» **OBJECTIVE**
Go through the lines below and copy each one that holds the string "screen".

» **DATA TO USE**
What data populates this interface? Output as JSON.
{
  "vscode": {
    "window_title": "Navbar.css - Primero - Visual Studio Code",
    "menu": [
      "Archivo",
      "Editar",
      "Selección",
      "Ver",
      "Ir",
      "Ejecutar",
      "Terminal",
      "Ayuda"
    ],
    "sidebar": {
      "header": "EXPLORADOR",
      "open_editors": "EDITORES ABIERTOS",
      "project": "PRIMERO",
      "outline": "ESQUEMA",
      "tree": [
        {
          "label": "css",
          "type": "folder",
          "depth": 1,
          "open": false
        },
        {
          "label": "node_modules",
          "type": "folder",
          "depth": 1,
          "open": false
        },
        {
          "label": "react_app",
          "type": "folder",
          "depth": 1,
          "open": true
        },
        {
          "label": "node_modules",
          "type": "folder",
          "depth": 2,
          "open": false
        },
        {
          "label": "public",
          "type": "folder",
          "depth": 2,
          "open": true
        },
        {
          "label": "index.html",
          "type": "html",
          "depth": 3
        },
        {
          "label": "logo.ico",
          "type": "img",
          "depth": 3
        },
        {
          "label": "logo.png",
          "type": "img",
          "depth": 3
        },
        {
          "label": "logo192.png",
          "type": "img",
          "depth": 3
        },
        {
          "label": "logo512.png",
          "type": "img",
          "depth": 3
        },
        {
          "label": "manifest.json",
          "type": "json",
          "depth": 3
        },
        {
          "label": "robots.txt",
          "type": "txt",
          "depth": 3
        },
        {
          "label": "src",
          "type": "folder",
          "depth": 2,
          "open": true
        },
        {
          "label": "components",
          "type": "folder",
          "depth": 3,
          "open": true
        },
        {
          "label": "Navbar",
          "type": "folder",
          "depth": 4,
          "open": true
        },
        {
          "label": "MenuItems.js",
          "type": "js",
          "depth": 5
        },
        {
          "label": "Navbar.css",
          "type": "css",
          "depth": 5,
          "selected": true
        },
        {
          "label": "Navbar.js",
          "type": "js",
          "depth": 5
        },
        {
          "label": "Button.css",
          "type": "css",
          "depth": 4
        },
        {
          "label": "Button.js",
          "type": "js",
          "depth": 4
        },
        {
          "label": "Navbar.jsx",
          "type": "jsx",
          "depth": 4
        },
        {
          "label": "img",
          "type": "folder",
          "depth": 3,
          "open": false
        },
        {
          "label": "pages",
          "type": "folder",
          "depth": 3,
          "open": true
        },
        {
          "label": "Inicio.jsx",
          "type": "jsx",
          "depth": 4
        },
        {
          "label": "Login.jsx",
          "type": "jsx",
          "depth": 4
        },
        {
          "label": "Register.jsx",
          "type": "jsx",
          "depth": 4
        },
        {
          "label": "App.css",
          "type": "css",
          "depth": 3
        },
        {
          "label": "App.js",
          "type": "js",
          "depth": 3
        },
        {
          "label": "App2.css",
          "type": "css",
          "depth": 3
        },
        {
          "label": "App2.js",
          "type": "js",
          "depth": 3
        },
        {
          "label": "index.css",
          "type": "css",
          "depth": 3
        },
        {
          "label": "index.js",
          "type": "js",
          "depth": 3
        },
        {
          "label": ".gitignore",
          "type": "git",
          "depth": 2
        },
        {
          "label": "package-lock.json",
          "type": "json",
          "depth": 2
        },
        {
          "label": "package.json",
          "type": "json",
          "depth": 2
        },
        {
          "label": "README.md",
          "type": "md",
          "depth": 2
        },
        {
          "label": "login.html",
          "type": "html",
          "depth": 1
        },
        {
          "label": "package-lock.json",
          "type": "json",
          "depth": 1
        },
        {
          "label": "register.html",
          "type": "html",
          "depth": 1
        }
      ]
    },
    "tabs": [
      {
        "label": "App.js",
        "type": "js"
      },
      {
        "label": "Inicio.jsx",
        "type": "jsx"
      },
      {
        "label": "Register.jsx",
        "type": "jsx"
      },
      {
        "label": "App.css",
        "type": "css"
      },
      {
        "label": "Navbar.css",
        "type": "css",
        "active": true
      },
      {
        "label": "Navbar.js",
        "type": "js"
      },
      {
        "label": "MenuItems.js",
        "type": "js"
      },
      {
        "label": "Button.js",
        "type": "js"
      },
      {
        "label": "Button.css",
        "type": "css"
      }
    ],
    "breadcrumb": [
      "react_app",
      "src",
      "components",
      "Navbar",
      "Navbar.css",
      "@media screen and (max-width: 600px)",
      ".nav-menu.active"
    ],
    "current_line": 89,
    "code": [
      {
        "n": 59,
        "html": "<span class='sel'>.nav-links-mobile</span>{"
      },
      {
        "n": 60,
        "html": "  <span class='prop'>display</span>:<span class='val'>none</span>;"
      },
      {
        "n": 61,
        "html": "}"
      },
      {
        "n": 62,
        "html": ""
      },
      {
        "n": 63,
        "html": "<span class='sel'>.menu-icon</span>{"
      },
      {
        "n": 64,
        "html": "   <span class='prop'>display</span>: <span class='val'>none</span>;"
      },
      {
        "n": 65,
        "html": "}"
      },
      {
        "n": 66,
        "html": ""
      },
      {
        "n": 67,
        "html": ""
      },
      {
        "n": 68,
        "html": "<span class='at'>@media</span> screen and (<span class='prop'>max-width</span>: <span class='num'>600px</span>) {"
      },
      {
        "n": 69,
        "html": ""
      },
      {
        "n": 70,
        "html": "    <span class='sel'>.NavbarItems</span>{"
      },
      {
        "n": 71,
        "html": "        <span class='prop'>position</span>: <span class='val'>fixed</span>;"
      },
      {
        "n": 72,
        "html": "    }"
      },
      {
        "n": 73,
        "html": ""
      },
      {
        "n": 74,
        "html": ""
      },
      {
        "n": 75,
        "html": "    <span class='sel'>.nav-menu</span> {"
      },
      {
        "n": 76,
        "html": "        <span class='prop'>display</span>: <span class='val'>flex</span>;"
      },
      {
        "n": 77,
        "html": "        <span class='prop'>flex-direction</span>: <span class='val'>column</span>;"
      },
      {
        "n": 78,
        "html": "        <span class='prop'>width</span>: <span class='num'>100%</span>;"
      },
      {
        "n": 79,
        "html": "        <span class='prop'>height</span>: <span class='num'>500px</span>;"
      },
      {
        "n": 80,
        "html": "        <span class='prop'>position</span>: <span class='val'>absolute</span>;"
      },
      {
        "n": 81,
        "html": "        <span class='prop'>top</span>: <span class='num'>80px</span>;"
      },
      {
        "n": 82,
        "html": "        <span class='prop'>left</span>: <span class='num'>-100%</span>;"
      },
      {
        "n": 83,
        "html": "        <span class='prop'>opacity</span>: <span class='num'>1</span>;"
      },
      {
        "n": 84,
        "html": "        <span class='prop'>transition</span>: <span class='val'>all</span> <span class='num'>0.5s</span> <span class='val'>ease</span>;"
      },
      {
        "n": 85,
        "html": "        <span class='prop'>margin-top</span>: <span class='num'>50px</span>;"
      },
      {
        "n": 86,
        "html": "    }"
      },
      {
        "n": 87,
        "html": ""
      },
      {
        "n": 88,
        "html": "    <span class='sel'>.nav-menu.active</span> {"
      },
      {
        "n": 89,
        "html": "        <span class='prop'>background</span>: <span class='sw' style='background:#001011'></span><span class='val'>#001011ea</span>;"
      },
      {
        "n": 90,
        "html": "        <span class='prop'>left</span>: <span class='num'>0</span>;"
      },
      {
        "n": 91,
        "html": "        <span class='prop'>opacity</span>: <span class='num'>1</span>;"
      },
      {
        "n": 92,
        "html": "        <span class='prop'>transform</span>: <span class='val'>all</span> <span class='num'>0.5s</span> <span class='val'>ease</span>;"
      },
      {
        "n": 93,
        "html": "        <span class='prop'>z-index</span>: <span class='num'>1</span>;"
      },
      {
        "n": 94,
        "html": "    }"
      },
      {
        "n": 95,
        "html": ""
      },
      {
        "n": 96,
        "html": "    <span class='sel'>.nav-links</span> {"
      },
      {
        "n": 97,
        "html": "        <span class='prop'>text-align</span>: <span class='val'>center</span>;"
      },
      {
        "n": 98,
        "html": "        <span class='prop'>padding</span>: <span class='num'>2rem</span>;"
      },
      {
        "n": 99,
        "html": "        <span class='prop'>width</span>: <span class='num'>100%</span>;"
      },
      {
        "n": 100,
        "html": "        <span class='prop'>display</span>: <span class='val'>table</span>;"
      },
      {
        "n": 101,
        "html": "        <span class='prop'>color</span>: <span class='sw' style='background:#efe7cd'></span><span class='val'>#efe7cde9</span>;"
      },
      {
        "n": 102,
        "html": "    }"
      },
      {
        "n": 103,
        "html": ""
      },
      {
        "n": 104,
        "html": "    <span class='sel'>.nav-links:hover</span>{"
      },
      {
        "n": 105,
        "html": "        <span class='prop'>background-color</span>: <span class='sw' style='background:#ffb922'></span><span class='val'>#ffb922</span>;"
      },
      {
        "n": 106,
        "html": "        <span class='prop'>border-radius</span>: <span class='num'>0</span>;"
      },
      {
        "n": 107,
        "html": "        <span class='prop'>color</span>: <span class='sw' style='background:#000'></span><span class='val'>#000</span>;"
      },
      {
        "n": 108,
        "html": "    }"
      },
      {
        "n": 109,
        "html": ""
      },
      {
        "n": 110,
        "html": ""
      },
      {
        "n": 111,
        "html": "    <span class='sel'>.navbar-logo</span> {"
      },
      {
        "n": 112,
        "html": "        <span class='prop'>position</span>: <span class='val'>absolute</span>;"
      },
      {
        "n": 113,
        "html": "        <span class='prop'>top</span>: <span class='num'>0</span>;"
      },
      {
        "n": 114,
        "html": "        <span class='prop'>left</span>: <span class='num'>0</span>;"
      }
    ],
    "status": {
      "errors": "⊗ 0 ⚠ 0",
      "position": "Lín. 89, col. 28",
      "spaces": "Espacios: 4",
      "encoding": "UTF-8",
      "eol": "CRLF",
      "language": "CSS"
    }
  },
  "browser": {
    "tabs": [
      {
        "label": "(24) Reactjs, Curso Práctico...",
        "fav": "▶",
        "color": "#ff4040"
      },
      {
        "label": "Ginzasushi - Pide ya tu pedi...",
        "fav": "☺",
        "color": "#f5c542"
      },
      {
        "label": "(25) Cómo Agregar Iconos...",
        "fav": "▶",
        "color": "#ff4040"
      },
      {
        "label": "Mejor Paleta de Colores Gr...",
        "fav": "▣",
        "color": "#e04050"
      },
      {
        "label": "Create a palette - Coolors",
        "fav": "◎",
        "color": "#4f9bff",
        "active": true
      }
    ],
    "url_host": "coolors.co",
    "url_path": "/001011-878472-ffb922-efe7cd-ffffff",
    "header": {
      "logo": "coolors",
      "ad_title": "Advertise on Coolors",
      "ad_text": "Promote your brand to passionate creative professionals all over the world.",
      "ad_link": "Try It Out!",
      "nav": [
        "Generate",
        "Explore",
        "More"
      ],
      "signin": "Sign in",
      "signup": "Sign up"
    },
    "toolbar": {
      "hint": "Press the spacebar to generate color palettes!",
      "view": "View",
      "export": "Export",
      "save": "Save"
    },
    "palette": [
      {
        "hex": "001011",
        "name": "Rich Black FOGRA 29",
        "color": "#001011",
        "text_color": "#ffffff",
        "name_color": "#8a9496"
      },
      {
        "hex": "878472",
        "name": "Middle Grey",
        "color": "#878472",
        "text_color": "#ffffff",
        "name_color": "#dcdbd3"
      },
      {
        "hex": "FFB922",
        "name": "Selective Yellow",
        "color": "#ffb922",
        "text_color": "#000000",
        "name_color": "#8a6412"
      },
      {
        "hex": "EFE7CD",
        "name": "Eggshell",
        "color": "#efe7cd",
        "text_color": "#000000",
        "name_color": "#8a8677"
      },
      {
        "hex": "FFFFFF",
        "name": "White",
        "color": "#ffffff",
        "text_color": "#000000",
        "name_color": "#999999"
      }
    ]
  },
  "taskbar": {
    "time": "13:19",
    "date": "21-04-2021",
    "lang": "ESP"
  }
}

» **REPLY**
      "@media screen and (max-width: 600px)",
        "html": "<span class='at'>@media</span> screen and (<span class='prop'>max-width</span>: <span class='num'>600px</span>) {"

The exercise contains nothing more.